Jetzt möchte ich gerene über einen button (über- oder unterhalb der Tabelle) die nächsten 10 Ergebnisse anzeigen.
Das soll eben solange möglich sein, solange das Array noch Elemente hat. (also bei 25 Elementen: 1. Seite 10 Ergebnisse -> weiter -> 2. Seite 10 Ergebnisse -> weiter -> 3. Seite noch 5 Ergebnisse -> weiter-Button nicht mehr anklickbar.
Ebenso soll es einen zurück-Button geben um die vorherigen Ergebnisse anzuzeigen (auf der 1. Seite eben deaktiviert).

Vielen Dank für Eure Hilfe!!!
Viele Grüße Eisbär


----------



## ms (11. Jun 2008)

Und wo genau liegt das Problem?

ms


----------



## Xenobyte (11. Jun 2008)

Wenn du das nicht per Hand programmieren möchtest, könnte folgender Link helfen.

http://jsptags.com/tags/navigation/pager/index.jsp


----------



## DerEisbaer (11. Jun 2008)

Das ist es was ich gesucht habe  Danke!!!!!
*****
# GESTELLTE AUFGABE
Wie viele Ergebnisse sollen laut dem Forumsbeitrag zur Seitennavigation bei 25 Elementen auf der dritten Seite noch angezeigt werden?

# DATENTEIL
*****
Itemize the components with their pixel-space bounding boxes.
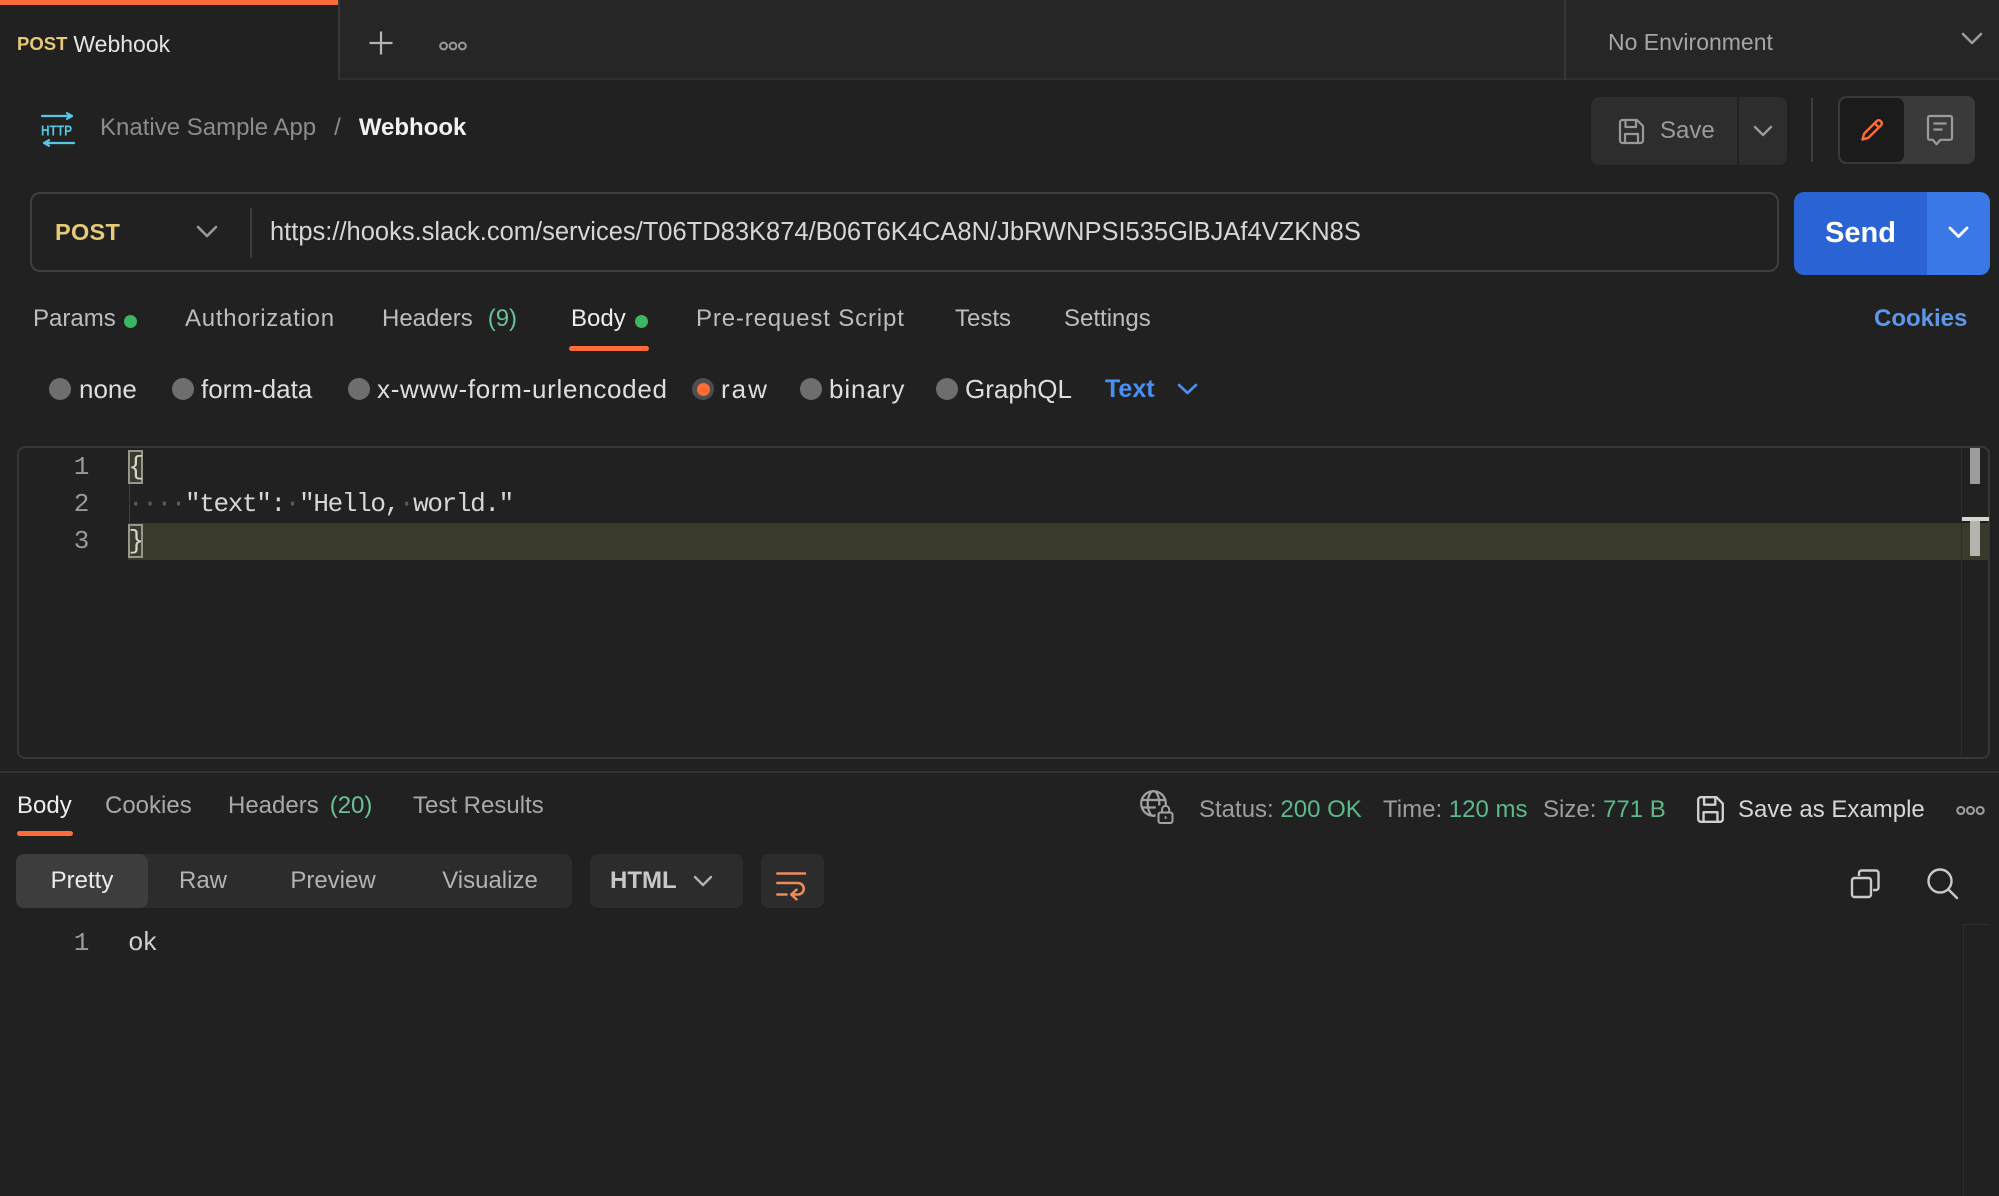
*****
# GELÖSTE AUFGABE
Noch 5 Ergebnisse.